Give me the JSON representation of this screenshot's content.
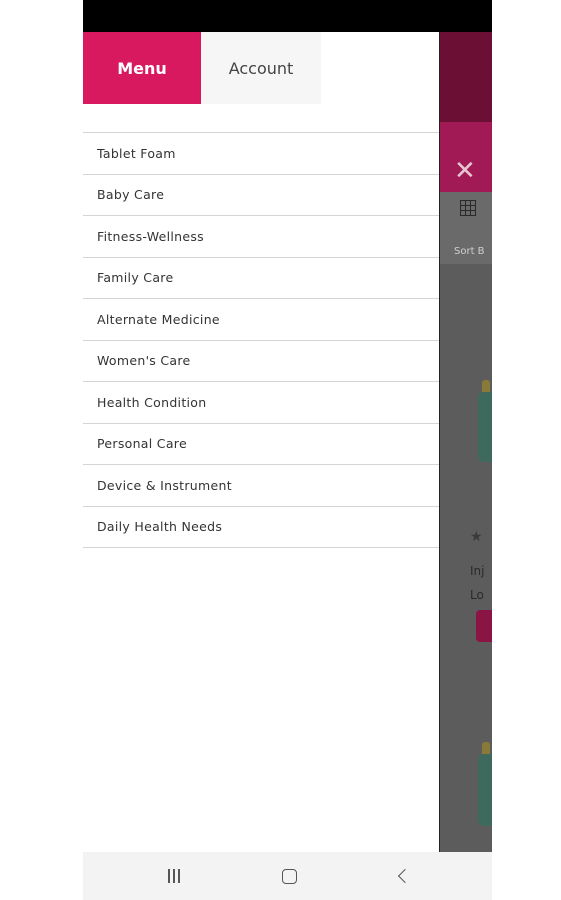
{
  "tabs": {
    "menu_label": "Menu",
    "account_label": "Account"
  },
  "menu": {
    "items": [
      {
        "label": "Tablet Foam"
      },
      {
        "label": "Baby Care"
      },
      {
        "label": "Fitness-Wellness"
      },
      {
        "label": "Family Care"
      },
      {
        "label": "Alternate Medicine"
      },
      {
        "label": "Women's Care"
      },
      {
        "label": "Health Condition"
      },
      {
        "label": "Personal Care"
      },
      {
        "label": "Device & Instrument"
      },
      {
        "label": "Daily Health Needs"
      }
    ]
  },
  "background": {
    "close_glyph": "✕",
    "sort_text": "Sort B",
    "star_glyph": "★",
    "text1": "Inj",
    "text2": "Lo"
  },
  "colors": {
    "accent": "#d9195f",
    "account_tab_bg": "#f6f6f6"
  },
  "icons": {
    "nav_recent": "recent-apps-icon",
    "nav_home": "home-icon",
    "nav_back": "back-icon",
    "grid": "grid-view-icon",
    "close": "close-icon"
  }
}
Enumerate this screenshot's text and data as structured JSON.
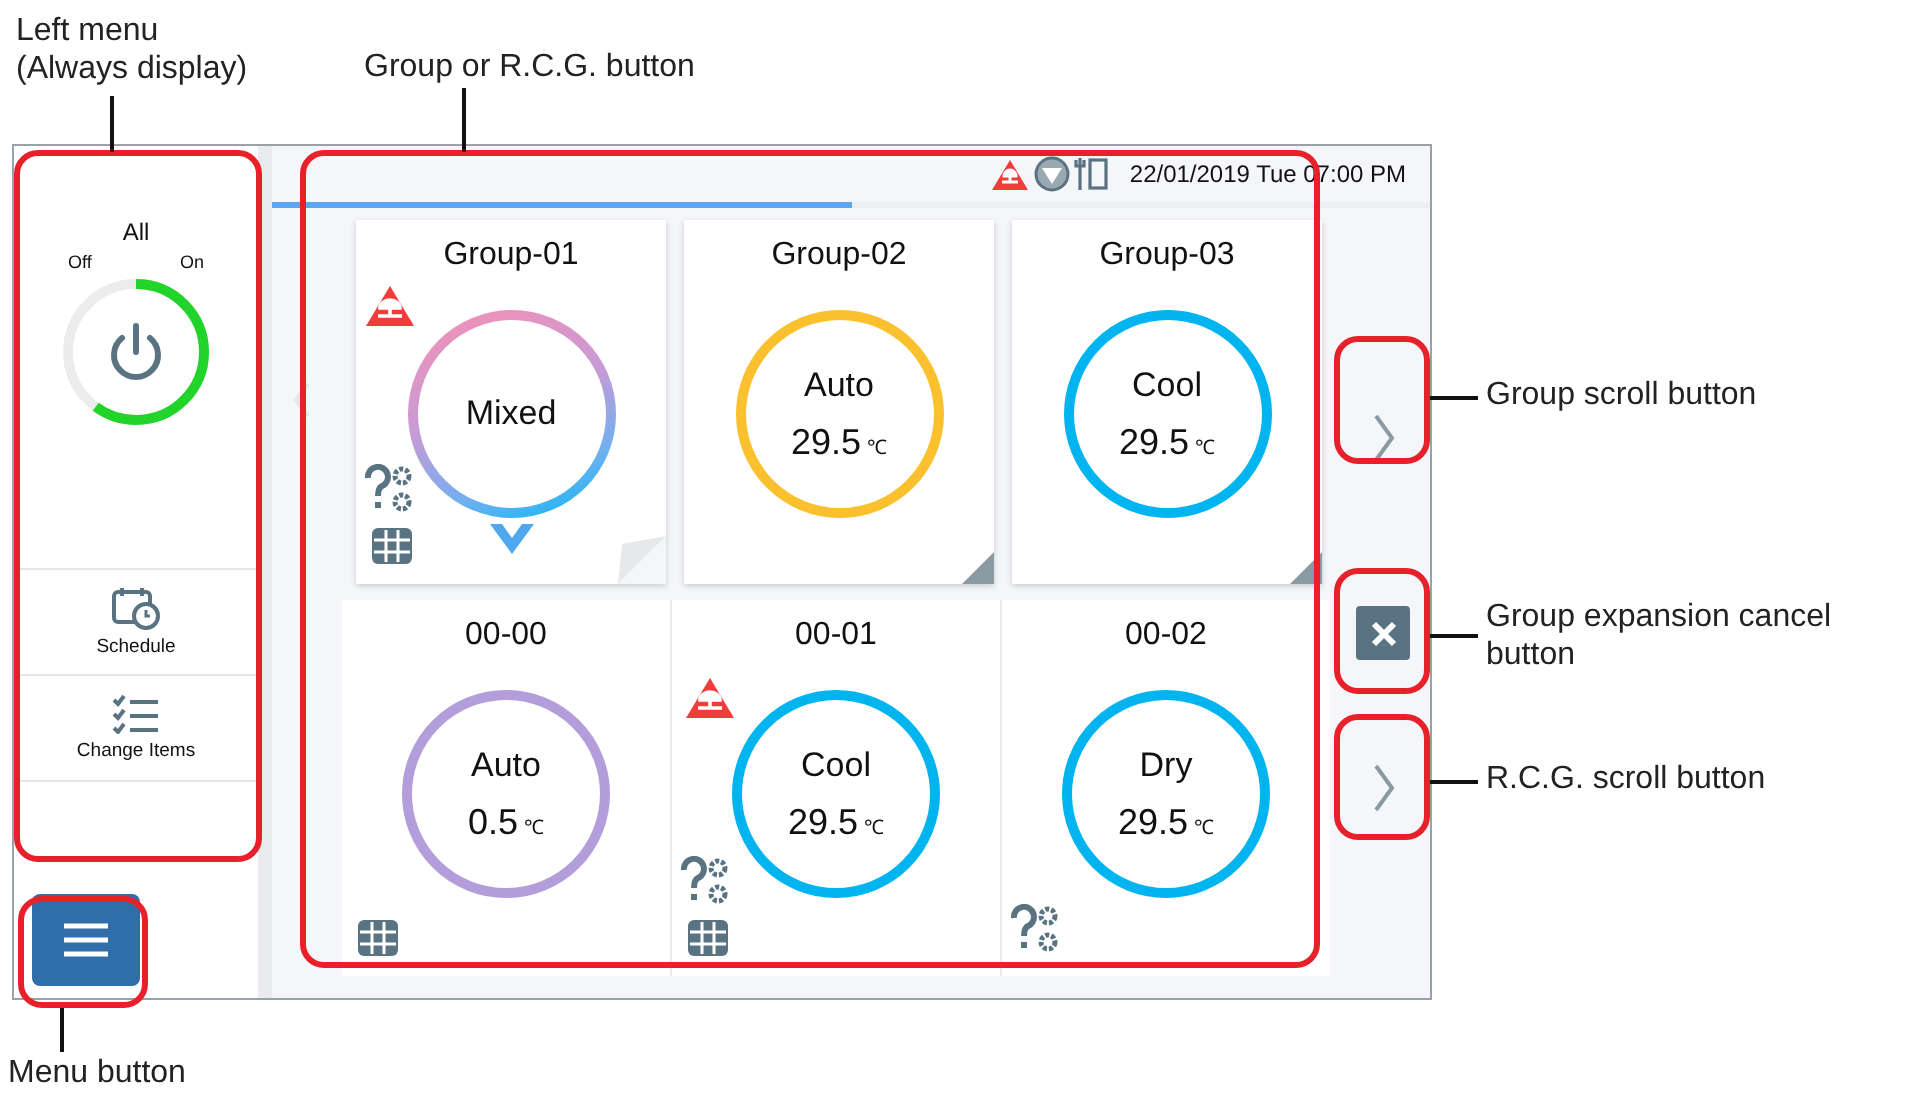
{
  "callouts": [
    {
      "lines": [
        "Left menu",
        "(Always display)"
      ]
    },
    {
      "lines": [
        "Group or R.C.G. button"
      ]
    },
    {
      "lines": [
        "Group scroll button"
      ]
    },
    {
      "lines": [
        "Group expansion cancel",
        "button"
      ]
    },
    {
      "lines": [
        "R.C.G. scroll button"
      ]
    },
    {
      "lines": [
        "Menu button"
      ]
    }
  ],
  "status_bar": {
    "datetime": "22/01/2019 Tue 07:00 PM"
  },
  "progress": {
    "level": 0.5
  },
  "left_menu": {
    "all_label": "All",
    "off_label": "Off",
    "on_label": "On",
    "level": 0.6,
    "items": [
      {
        "label": "Schedule",
        "kind": "schedule"
      },
      {
        "label": "Change Items",
        "kind": "change"
      }
    ]
  },
  "groups": [
    {
      "name": "Group-01",
      "mode": "Mixed",
      "kind": "gradient",
      "expanded": true,
      "warning": true,
      "maintenance": true,
      "schedule": true
    },
    {
      "name": "Group-02",
      "mode": "Auto",
      "temp": "29.5",
      "unit": "℃",
      "kind": "solid",
      "color": "#fbc02d",
      "expanded": false,
      "warning": false,
      "maintenance": false,
      "schedule": false
    },
    {
      "name": "Group-03",
      "mode": "Cool",
      "temp": "29.5",
      "unit": "℃",
      "kind": "solid",
      "color": "#00b4f0",
      "expanded": false,
      "warning": false,
      "maintenance": false,
      "schedule": false
    }
  ],
  "rcgs": [
    {
      "name": "00-00",
      "mode": "Auto",
      "temp": "0.5",
      "unit": "℃",
      "kind": "solid",
      "color": "#b39ddb",
      "warning": false,
      "maintenance": false,
      "schedule": true
    },
    {
      "name": "00-01",
      "mode": "Cool",
      "temp": "29.5",
      "unit": "℃",
      "kind": "solid",
      "color": "#00b4f0",
      "warning": true,
      "maintenance": true,
      "schedule": true
    },
    {
      "name": "00-02",
      "mode": "Dry",
      "temp": "29.5",
      "unit": "℃",
      "kind": "solid",
      "color": "#00b4f0",
      "warning": false,
      "maintenance": true,
      "schedule": false
    }
  ]
}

________________________

(Your task):
Every record must be copied exactly, with images dropped from the result.

(Exercise result):
Give me the JSON representation of this screenshot's content.
{
  "tabs": {
    "menu_label": "Menu",
    "account_label": "Account"
  },
  "menu": {
    "items": [
      {
        "label": "Tablet Foam"
      },
      {
        "label": "Baby Care"
      },
      {
        "label": "Fitness-Wellness"
      },
      {
        "label": "Family Care"
      },
      {
        "label": "Alternate Medicine"
      },
      {
        "label": "Women's Care"
      },
      {
        "label": "Health Condition"
      },
      {
        "label": "Personal Care"
      },
      {
        "label": "Device & Instrument"
      },
      {
        "label": "Daily Health Needs"
      }
    ]
  },
  "background": {
    "close_glyph": "✕",
    "sort_text": "Sort B",
    "star_glyph": "★",
    "text1": "Inj",
    "text2": "Lo"
  },
  "colors": {
    "accent": "#d9195f",
    "account_tab_bg": "#f6f6f6"
  },
  "icons": {
    "nav_recent": "recent-apps-icon",
    "nav_home": "home-icon",
    "nav_back": "back-icon",
    "grid": "grid-view-icon",
    "close": "close-icon"
  }
}
Enumerate this screenshot's text and data as structured JSON.
{
  "callouts": [
    {
      "lines": [
        "Left menu",
        "(Always display)"
      ]
    },
    {
      "lines": [
        "Group or R.C.G. button"
      ]
    },
    {
      "lines": [
        "Group scroll button"
      ]
    },
    {
      "lines": [
        "Group expansion cancel",
        "button"
      ]
    },
    {
      "lines": [
        "R.C.G. scroll button"
      ]
    },
    {
      "lines": [
        "Menu button"
      ]
    }
  ],
  "status_bar": {
    "datetime": "22/01/2019 Tue 07:00 PM"
  },
  "progress": {
    "level": 0.5
  },
  "left_menu": {
    "all_label": "All",
    "off_label": "Off",
    "on_label": "On",
    "level": 0.6,
    "items": [
      {
        "label": "Schedule",
        "kind": "schedule"
      },
      {
        "label": "Change Items",
        "kind": "change"
      }
    ]
  },
  "groups": [
    {
      "name": "Group-01",
      "mode": "Mixed",
      "kind": "gradient",
      "expanded": true,
      "warning": true,
      "maintenance": true,
      "schedule": true
    },
    {
      "name": "Group-02",
      "mode": "Auto",
      "temp": "29.5",
      "unit": "℃",
      "kind": "solid",
      "color": "#fbc02d",
      "expanded": false,
      "warning": false,
      "maintenance": false,
      "schedule": false
    },
    {
      "name": "Group-03",
      "mode": "Cool",
      "temp": "29.5",
      "unit": "℃",
      "kind": "solid",
      "color": "#00b4f0",
      "expanded": false,
      "warning": false,
      "maintenance": false,
      "schedule": false
    }
  ],
  "rcgs": [
    {
      "name": "00-00",
      "mode": "Auto",
      "temp": "0.5",
      "unit": "℃",
      "kind": "solid",
      "color": "#b39ddb",
      "warning": false,
      "maintenance": false,
      "schedule": true
    },
    {
      "name": "00-01",
      "mode": "Cool",
      "temp": "29.5",
      "unit": "℃",
      "kind": "solid",
      "color": "#00b4f0",
      "warning": true,
      "maintenance": true,
      "schedule": true
    },
    {
      "name": "00-02",
      "mode": "Dry",
      "temp": "29.5",
      "unit": "℃",
      "kind": "solid",
      "color": "#00b4f0",
      "warning": false,
      "maintenance": true,
      "schedule": false
    }
  ]
}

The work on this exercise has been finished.